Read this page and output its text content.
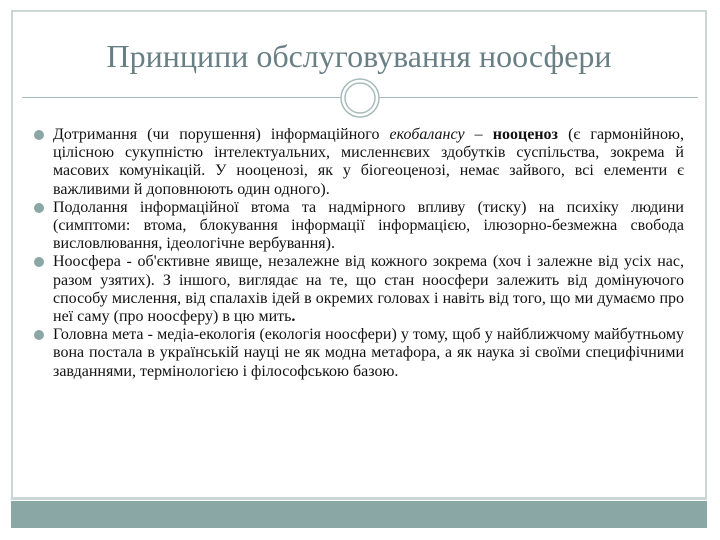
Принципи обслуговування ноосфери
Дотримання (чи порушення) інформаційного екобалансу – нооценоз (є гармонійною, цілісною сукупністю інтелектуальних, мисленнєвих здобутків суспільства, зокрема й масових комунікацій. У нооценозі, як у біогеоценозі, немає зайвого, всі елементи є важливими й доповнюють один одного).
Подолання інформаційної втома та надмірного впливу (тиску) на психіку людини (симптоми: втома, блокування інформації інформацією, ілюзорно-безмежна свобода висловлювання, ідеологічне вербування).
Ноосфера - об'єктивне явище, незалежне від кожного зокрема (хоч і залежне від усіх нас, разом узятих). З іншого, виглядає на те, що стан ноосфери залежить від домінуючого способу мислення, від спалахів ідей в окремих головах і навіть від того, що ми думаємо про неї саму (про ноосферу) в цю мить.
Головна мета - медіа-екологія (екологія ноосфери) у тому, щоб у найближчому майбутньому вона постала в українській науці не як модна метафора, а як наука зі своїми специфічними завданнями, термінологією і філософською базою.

+ + + + + + +

TASK TO COMPLETE
Reproduce each entry verbatim, excluding any embedded images.

TASK OUTPUT
Read this page and output its text content.
Принципи обслуговування ноосфери
Дотримання (чи порушення) інформаційного екобалансу – нооценоз (є гармонійною, цілісною сукупністю інтелектуальних, мисленнєвих здобутків суспільства, зокрема й масових комунікацій. У нооценозі, як у біогеоценозі, немає зайвого, всі елементи є важливими й доповнюють один одного).
Подолання інформаційної втома та надмірного впливу (тиску) на психіку людини (симптоми: втома, блокування інформації інформацією, ілюзорно-безмежна свобода висловлювання, ідеологічне вербування).
Ноосфера - об'єктивне явище, незалежне від кожного зокрема (хоч і залежне від усіх нас, разом узятих). З іншого, виглядає на те, що стан ноосфери залежить від домінуючого способу мислення, від спалахів ідей в окремих головах і навіть від того, що ми думаємо про неї саму (про ноосферу) в цю мить.
Головна мета - медіа-екологія (екологія ноосфери) у тому, щоб у найближчому майбутньому вона постала в українській науці не як модна метафора, а як наука зі своїми специфічними завданнями, термінологією і філософською базою.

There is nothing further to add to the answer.